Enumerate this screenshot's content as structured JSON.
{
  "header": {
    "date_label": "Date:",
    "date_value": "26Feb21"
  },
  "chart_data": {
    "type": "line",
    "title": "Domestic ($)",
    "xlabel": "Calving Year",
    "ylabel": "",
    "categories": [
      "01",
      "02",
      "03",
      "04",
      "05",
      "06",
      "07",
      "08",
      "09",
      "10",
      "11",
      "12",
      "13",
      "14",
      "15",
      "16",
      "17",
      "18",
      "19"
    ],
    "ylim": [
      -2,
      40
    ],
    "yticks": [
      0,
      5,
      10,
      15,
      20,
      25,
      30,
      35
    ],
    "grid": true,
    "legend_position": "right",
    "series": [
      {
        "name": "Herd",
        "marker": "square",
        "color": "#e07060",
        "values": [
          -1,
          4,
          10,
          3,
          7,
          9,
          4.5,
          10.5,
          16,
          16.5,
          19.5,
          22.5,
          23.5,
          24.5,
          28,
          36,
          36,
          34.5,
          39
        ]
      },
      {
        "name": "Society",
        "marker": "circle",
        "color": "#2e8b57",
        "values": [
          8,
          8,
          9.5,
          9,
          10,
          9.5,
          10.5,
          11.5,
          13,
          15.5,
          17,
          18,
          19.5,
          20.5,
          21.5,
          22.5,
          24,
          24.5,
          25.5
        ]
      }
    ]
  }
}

* * *

# The problem
Copy every line verbatim.

# Output for this task
Enumerate this screenshot's content as structured JSON.
{
  "header": {
    "date_label": "Date:",
    "date_value": "26Feb21"
  },
  "chart_data": {
    "type": "line",
    "title": "Domestic ($)",
    "xlabel": "Calving Year",
    "ylabel": "",
    "categories": [
      "01",
      "02",
      "03",
      "04",
      "05",
      "06",
      "07",
      "08",
      "09",
      "10",
      "11",
      "12",
      "13",
      "14",
      "15",
      "16",
      "17",
      "18",
      "19"
    ],
    "ylim": [
      -2,
      40
    ],
    "yticks": [
      0,
      5,
      10,
      15,
      20,
      25,
      30,
      35
    ],
    "grid": true,
    "legend_position": "right",
    "series": [
      {
        "name": "Herd",
        "marker": "square",
        "color": "#e07060",
        "values": [
          -1,
          4,
          10,
          3,
          7,
          9,
          4.5,
          10.5,
          16,
          16.5,
          19.5,
          22.5,
          23.5,
          24.5,
          28,
          36,
          36,
          34.5,
          39
        ]
      },
      {
        "name": "Society",
        "marker": "circle",
        "color": "#2e8b57",
        "values": [
          8,
          8,
          9.5,
          9,
          10,
          9.5,
          10.5,
          11.5,
          13,
          15.5,
          17,
          18,
          19.5,
          20.5,
          21.5,
          22.5,
          24,
          24.5,
          25.5
        ]
      }
    ]
  }
}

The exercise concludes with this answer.